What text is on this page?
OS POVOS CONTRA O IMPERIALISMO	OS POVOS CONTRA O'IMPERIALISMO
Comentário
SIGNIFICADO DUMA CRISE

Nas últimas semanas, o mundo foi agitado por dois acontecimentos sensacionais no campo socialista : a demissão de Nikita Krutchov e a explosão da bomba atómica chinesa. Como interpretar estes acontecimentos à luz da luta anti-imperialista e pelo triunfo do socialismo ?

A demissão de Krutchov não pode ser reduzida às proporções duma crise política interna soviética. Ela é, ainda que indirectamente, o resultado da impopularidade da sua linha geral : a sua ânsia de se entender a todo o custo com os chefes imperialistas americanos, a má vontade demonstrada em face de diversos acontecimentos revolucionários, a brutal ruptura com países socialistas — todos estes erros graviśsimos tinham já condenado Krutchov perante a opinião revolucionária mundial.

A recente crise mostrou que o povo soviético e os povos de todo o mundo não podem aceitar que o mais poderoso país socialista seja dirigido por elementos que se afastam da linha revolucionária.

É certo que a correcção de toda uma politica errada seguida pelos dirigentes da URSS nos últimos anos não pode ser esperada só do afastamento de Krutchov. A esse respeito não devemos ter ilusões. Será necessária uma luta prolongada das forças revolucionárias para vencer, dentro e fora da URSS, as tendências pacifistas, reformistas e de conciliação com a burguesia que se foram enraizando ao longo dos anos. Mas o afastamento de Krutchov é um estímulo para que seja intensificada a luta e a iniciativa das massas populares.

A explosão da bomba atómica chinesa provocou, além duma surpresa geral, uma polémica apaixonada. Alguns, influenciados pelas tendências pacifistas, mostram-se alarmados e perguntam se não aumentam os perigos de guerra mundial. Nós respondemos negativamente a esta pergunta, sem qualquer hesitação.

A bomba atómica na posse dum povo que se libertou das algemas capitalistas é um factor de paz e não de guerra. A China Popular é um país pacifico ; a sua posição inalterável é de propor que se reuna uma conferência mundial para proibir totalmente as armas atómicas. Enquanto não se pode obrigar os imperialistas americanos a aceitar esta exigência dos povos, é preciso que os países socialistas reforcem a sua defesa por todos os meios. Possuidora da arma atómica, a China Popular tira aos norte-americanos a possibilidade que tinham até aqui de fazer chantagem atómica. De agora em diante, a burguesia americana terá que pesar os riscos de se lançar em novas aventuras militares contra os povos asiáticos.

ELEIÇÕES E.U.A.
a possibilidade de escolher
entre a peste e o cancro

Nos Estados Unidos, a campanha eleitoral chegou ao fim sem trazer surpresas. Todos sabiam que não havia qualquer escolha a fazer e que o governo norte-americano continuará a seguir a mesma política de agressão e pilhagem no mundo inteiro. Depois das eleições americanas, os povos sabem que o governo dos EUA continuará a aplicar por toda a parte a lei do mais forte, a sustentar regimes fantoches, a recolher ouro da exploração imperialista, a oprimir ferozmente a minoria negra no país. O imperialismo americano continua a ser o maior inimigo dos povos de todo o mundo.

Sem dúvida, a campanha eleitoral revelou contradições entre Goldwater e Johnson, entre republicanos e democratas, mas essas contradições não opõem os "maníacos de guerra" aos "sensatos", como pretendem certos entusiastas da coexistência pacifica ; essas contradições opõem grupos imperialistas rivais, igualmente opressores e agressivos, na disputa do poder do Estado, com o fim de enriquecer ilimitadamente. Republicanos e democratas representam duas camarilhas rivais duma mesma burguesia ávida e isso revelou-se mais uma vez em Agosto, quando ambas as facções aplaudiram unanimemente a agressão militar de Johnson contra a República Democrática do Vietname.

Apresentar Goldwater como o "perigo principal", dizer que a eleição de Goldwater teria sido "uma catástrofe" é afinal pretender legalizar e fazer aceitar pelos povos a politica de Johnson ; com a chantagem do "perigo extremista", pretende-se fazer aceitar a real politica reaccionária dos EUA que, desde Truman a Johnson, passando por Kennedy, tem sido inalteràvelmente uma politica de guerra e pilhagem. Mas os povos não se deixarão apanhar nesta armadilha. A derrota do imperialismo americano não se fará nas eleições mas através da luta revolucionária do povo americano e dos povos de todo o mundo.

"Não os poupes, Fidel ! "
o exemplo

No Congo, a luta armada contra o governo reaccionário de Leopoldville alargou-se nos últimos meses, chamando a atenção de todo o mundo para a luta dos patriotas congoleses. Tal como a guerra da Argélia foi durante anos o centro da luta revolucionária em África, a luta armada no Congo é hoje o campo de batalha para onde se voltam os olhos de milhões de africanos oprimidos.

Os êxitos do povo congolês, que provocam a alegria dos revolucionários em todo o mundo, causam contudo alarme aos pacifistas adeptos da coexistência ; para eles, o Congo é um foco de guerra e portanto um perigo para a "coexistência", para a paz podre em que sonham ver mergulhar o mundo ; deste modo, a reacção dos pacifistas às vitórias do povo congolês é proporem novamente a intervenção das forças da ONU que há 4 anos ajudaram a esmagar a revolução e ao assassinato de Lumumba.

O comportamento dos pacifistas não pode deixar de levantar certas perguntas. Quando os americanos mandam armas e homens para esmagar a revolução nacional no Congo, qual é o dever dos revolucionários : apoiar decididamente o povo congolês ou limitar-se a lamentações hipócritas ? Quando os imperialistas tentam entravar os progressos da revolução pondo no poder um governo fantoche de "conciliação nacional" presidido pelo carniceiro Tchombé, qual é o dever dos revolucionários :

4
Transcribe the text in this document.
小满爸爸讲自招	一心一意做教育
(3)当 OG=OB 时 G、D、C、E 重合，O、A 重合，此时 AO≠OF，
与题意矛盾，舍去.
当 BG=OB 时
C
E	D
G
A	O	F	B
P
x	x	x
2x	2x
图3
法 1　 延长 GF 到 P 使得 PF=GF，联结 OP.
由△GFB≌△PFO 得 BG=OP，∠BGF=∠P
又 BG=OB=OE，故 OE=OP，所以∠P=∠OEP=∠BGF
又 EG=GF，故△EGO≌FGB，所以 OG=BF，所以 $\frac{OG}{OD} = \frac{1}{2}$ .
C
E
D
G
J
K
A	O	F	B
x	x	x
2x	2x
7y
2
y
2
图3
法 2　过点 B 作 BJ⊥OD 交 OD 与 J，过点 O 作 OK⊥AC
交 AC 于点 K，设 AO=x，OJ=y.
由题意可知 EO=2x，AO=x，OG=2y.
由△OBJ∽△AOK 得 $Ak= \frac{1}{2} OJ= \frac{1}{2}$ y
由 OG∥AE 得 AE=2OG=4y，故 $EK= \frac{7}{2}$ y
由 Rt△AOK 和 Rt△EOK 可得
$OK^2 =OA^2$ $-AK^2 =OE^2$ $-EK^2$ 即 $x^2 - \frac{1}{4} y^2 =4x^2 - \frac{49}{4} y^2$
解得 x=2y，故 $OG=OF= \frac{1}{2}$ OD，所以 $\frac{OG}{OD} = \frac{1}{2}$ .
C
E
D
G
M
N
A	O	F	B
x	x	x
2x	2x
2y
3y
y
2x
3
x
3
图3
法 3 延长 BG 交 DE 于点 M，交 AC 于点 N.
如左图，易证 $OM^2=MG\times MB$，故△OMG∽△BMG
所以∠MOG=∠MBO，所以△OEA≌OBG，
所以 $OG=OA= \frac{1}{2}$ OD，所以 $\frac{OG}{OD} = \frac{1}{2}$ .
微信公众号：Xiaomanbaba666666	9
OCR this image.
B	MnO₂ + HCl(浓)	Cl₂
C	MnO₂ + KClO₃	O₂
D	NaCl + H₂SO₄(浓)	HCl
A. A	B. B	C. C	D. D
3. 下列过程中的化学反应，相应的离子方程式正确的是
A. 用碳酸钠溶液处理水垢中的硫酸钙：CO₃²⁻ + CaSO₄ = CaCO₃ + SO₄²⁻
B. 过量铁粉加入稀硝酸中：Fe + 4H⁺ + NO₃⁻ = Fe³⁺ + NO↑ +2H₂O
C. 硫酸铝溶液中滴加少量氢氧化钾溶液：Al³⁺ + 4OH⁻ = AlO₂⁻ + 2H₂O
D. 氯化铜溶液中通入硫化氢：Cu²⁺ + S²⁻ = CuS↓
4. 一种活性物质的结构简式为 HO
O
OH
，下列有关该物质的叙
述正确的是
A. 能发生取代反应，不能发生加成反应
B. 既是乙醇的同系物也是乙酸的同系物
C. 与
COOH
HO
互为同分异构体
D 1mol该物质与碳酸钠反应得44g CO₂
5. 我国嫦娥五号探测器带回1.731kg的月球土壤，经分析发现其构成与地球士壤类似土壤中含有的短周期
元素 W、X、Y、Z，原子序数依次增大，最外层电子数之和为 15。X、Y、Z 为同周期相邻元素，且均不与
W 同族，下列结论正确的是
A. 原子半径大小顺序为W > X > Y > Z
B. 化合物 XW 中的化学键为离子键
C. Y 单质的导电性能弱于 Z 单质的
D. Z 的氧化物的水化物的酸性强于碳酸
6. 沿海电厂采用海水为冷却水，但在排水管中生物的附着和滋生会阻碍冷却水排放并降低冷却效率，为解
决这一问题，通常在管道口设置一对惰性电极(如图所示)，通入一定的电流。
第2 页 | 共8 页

++++

TASK TO CARRY OUT:
Find the lines above that contain the word "armas" and collect them.

OUTPUT FOR THIS EXERCISE:
A bomba atómica na posse dum povo que se libertou das algemas capitalistas é um factor de paz e não de guerra. A China Popular é um país pacifico ; a sua posição inalterável é de propor que se reuna uma conferência mundial para proibir totalmente as armas atómicas. Enquanto não se pode obrigar os imperialistas americanos a aceitar esta exigência dos povos, é preciso que os países socialistas reforcem a sua defesa por todos os meios. Possuidora da arma atómica, a China Popular tira aos norte-americanos a possibilidade que tinham até aqui de fazer chantagem atómica. De agora em diante, a burguesia americana terá que pesar os riscos de se lançar em novas aventuras militares contra os povos asiáticos.
O comportamento dos pacifistas não pode deixar de levantar certas perguntas. Quando os americanos mandam armas e homens para esmagar a revolução nacional no Congo, qual é o dever dos revolucionários : apoiar decididamente o povo congolês ou limitar-se a lamentações hipócritas ? Quando os imperialistas tentam entravar os progressos da revolução pondo no poder um governo fantoche de "conciliação nacional" presidido pelo carniceiro Tchombé, qual é o dever dos revolucionários :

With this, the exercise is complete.